Data entries
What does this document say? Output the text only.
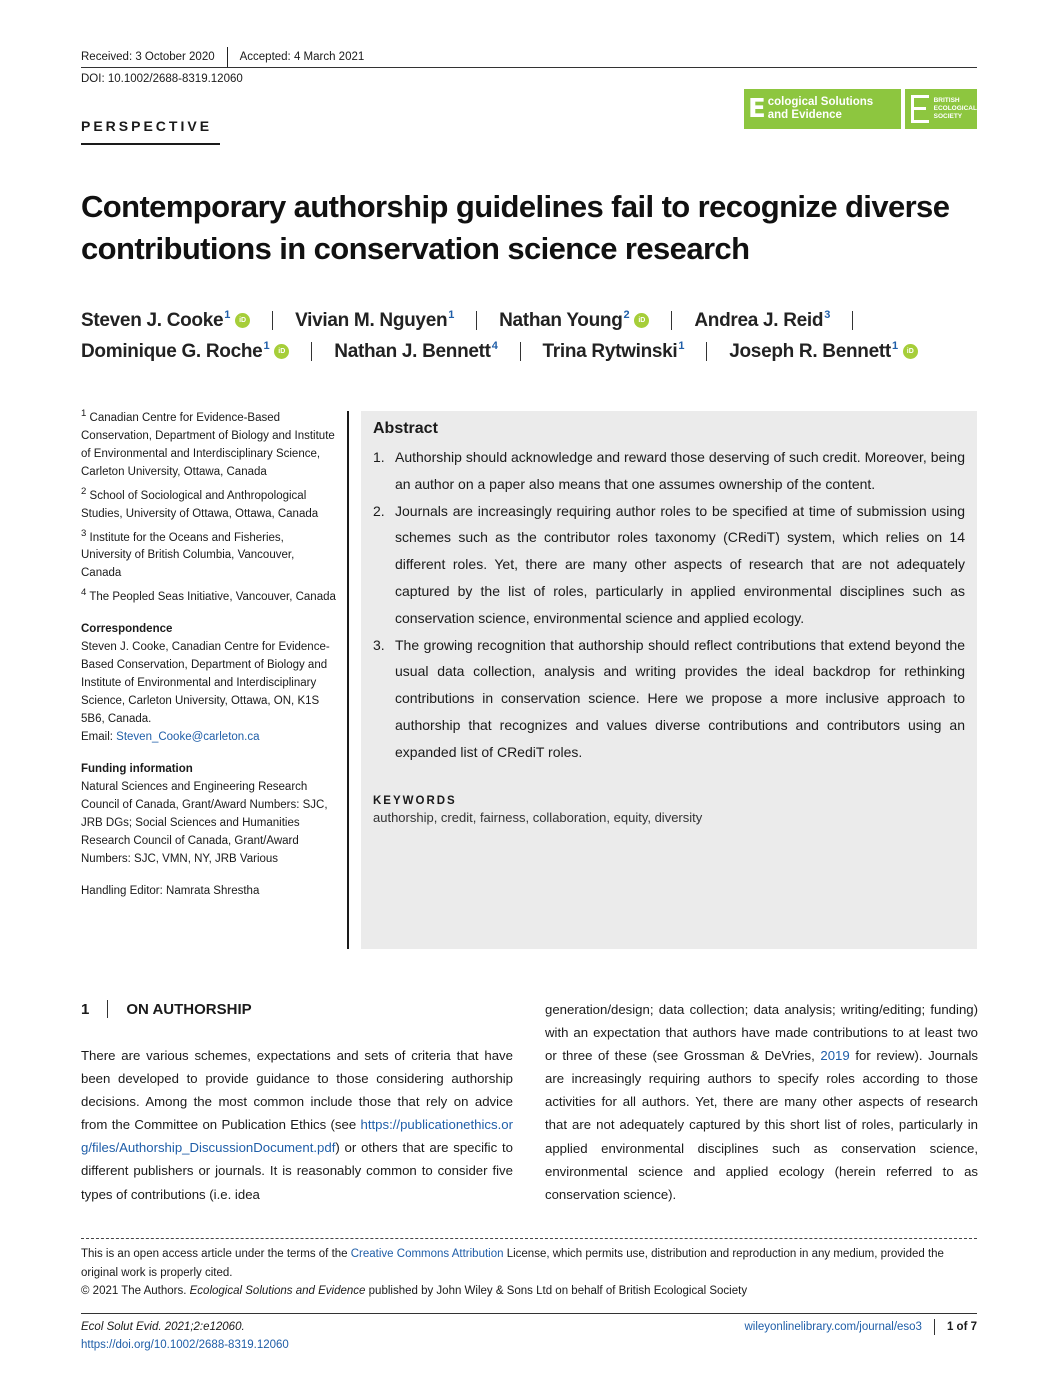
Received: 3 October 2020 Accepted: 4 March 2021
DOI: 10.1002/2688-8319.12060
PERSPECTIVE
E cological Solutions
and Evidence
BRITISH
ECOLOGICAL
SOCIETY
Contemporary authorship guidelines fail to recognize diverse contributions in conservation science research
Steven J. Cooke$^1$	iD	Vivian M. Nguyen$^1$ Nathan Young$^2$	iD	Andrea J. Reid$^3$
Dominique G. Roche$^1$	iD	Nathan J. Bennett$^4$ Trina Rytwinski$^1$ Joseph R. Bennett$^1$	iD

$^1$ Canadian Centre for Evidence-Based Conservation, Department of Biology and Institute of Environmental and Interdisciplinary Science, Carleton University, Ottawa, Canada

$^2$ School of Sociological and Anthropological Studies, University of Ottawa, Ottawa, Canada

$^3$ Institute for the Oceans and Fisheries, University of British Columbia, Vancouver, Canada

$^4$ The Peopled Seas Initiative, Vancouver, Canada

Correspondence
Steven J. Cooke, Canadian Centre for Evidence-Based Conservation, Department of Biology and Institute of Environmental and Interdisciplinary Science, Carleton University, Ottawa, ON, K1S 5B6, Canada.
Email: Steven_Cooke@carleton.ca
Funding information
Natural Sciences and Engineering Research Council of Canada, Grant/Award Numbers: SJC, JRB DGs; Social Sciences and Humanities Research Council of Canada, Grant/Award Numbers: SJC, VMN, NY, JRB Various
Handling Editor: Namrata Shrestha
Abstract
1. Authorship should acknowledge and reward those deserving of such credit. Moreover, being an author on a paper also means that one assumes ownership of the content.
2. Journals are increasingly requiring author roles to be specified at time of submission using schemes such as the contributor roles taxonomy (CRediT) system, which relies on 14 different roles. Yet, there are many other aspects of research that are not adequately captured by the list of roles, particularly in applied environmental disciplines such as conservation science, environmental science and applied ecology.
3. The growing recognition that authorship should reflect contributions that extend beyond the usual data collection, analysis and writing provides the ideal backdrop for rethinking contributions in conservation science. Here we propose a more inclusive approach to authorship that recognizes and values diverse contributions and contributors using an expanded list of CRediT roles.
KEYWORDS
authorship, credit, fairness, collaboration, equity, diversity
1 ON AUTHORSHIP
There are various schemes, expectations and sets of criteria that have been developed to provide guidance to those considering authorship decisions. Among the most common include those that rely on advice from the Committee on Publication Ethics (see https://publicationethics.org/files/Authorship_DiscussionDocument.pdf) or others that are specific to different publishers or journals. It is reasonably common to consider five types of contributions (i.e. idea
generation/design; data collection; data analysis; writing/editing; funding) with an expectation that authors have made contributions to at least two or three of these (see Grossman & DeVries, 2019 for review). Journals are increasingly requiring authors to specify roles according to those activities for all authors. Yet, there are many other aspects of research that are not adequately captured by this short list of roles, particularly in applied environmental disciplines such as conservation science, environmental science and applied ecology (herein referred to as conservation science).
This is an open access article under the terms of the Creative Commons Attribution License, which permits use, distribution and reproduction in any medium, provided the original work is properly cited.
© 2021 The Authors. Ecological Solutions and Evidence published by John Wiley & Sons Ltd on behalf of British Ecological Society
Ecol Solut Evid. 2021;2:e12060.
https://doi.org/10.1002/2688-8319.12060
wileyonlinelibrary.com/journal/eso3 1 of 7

---

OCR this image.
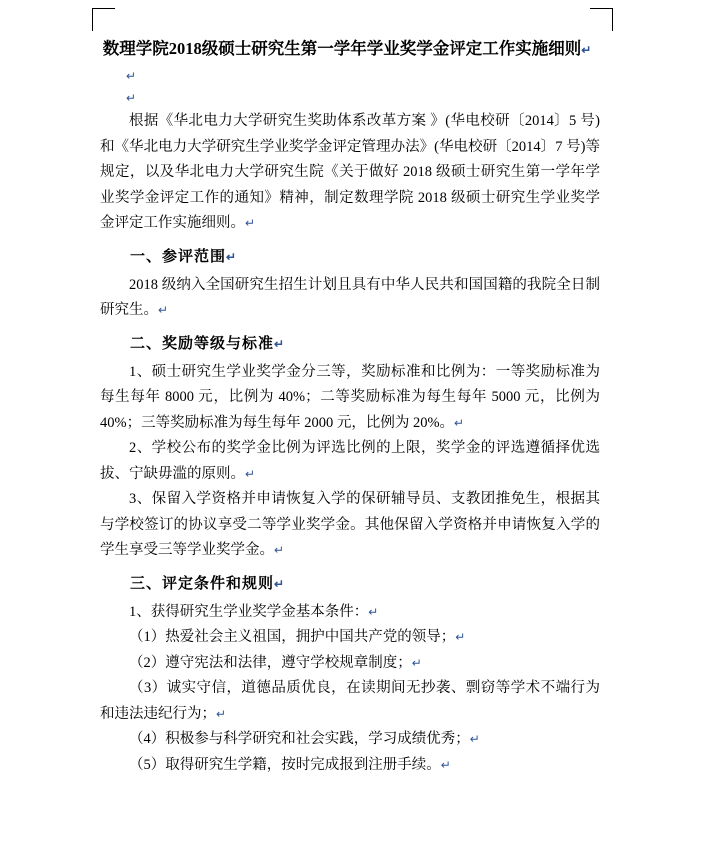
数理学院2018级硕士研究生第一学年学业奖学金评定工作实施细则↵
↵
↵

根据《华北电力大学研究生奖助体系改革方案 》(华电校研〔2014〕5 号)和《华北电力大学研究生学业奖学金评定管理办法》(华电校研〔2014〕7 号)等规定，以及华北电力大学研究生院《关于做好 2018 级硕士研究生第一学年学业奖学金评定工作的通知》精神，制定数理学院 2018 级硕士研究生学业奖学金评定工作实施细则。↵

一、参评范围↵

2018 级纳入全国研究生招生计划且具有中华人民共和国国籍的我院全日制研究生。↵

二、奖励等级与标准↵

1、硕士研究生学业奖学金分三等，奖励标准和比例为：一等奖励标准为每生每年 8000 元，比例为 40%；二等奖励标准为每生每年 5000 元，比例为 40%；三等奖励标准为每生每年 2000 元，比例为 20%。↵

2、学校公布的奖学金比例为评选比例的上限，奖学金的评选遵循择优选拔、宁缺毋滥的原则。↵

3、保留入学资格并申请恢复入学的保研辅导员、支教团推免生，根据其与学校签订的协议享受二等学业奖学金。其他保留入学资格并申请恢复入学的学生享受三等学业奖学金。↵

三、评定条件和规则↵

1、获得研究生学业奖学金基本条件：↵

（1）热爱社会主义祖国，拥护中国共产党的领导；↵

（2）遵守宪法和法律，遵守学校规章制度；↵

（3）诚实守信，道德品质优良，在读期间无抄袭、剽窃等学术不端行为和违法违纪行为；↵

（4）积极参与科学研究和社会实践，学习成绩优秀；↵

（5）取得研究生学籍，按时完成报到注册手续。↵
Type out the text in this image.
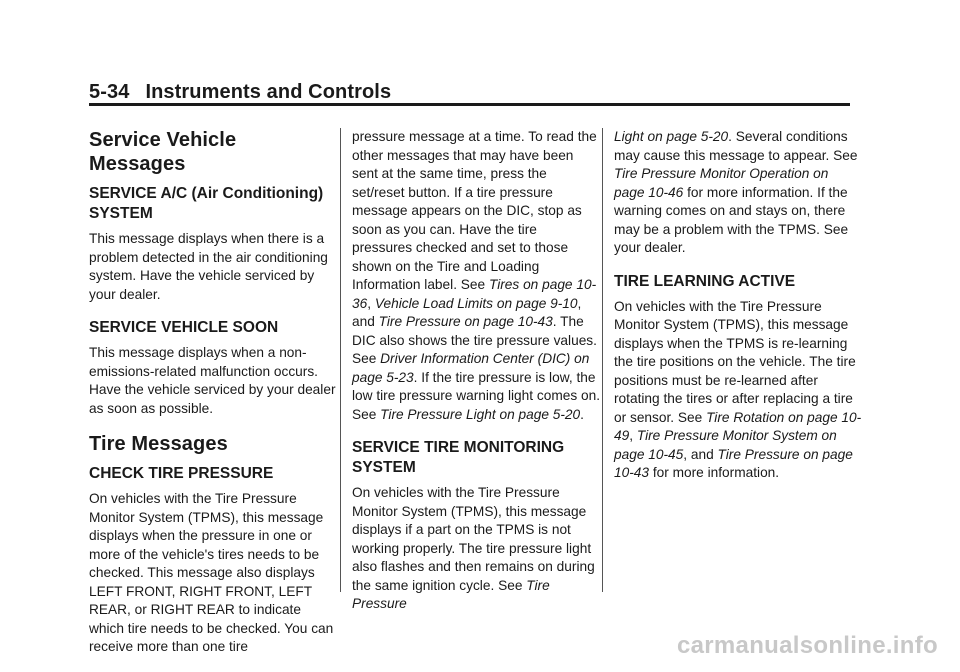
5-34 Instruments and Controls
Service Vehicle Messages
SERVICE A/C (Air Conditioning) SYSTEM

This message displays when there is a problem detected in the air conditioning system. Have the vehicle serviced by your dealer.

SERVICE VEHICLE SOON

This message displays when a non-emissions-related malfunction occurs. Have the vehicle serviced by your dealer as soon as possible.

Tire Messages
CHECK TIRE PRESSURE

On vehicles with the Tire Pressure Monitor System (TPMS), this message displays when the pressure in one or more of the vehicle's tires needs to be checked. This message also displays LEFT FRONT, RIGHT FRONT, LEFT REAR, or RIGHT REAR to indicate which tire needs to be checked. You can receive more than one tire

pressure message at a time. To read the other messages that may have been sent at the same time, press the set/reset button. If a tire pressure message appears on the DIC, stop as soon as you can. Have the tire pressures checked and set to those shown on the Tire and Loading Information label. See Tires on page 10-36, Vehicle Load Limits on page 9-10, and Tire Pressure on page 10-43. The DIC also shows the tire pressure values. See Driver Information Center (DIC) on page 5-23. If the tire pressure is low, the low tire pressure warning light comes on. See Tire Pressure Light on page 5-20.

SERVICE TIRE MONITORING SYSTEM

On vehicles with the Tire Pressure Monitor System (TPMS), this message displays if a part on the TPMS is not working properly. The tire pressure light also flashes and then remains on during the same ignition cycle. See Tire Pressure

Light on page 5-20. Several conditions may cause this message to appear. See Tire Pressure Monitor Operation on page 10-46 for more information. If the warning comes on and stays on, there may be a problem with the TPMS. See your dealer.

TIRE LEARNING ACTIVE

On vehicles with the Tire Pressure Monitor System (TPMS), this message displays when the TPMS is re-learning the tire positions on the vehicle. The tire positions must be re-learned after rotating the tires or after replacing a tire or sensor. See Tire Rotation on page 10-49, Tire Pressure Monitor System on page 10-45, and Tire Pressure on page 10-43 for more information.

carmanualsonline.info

> **Instruction**:
Look through the entries above for the word "University". Copy every line where it shows up.

> **Result of this exercise**:
$^1$ Canadian Centre for Evidence-Based Conservation, Department of Biology and Institute of Environmental and Interdisciplinary Science, Carleton University, Ottawa, Canada
$^2$ School of Sociological and Anthropological Studies, University of Ottawa, Ottawa, Canada
$^3$ Institute for the Oceans and Fisheries, University of British Columbia, Vancouver, Canada
Steven J. Cooke, Canadian Centre for Evidence-Based Conservation, Department of Biology and Institute of Environmental and Interdisciplinary Science, Carleton University, Ottawa, ON, K1S 5B6, Canada.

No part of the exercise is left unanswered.